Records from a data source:
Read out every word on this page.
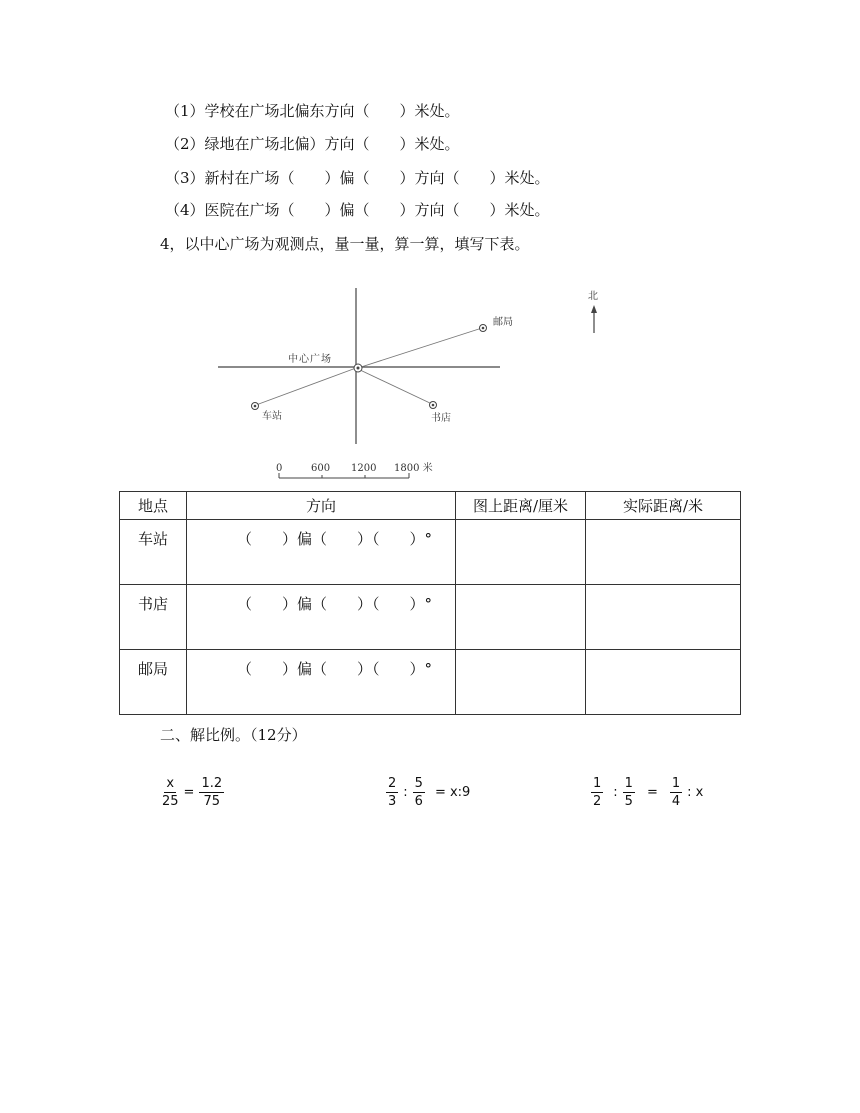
（1）学校在广场北偏东方向（　　）米处。
（2）绿地在广场北偏）方向（　　）米处。
（3）新村在广场（　　）偏（　　）方向（　　）米处。
（4）医院在广场（　　）偏（　　）方向（　　）米处。
4，以中心广场为观测点，量一量，算一算，填写下表。
中心广场
邮局
车站	书店
北
0	600 1200 1800 米
地点	方向	图上距离/厘米	实际距离/米
车站	（　　）偏（　　）（　　）°		

书店	（　　）偏（　　）（　　）°		

邮局	（　　）偏（　　）（　　）°		

二、解比例。（12分）
$\frac{x}{25} = \frac{1.2}{75}$	$\frac{2}{3}$ : $\frac{5}{6}$ = x:9	$\frac{1}{2}$ : $\frac{1}{5} = \frac{1}{4}$ : x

STATED PROBLEM:
Print the complete listing exactly, apart from any pictures.

FINISHED TASK:
Read out every word on this page.
（1）学校在广场北偏东方向（　　）米处。
（2）绿地在广场北偏）方向（　　）米处。
（3）新村在广场（　　）偏（　　）方向（　　）米处。
（4）医院在广场（　　）偏（　　）方向（　　）米处。
4，以中心广场为观测点，量一量，算一算，填写下表。
中心广场
邮局
车站	书店
北
0	600 1200 1800 米
地点	方向	图上距离/厘米	实际距离/米
车站	（　　）偏（　　）（　　）°		

书店	（　　）偏（　　）（　　）°		

邮局	（　　）偏（　　）（　　）°		

二、解比例。（12分）
$\frac{x}{25} = \frac{1.2}{75}$	$\frac{2}{3}$ : $\frac{5}{6}$ = x:9	$\frac{1}{2}$ : $\frac{1}{5} = \frac{1}{4}$ : x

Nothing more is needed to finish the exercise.